◆ What is required:
Please write out the lines again, starting at the first one and stopping after the line that has "x-tick-label: 4.0: [543, 434, 564, 449]". Switch "Water Depth" to "Water Level" and leave everything else unchanged.

(Stored data entries)
-- begin --

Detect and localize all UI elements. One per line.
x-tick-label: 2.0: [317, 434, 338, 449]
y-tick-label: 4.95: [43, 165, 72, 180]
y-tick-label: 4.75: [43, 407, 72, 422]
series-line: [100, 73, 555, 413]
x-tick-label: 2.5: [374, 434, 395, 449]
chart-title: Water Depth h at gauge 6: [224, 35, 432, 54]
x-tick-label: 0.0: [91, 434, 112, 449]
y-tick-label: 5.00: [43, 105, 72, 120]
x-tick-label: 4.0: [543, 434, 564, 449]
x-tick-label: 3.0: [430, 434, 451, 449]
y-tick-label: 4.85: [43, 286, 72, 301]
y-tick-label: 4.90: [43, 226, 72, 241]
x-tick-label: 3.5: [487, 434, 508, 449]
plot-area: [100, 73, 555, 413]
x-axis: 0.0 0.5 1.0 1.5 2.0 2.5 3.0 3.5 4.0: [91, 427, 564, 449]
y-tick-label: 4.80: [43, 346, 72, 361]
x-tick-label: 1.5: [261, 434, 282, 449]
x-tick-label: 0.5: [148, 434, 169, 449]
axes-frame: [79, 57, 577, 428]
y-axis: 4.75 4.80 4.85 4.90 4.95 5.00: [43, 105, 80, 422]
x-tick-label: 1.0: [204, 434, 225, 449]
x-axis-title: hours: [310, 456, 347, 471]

-- end --

◆ Answer to the exercise:
Detect and localize all UI elements. One per line.
x-tick-label: 2.0: [317, 434, 338, 449]
y-tick-label: 4.95: [43, 165, 72, 180]
y-tick-label: 4.75: [43, 407, 72, 422]
series-line: [100, 73, 555, 413]
x-tick-label: 2.5: [374, 434, 395, 449]
chart-title: Water Level h at gauge 6: [224, 35, 432, 54]
x-tick-label: 0.0: [91, 434, 112, 449]
y-tick-label: 5.00: [43, 105, 72, 120]
x-tick-label: 4.0: [543, 434, 564, 449]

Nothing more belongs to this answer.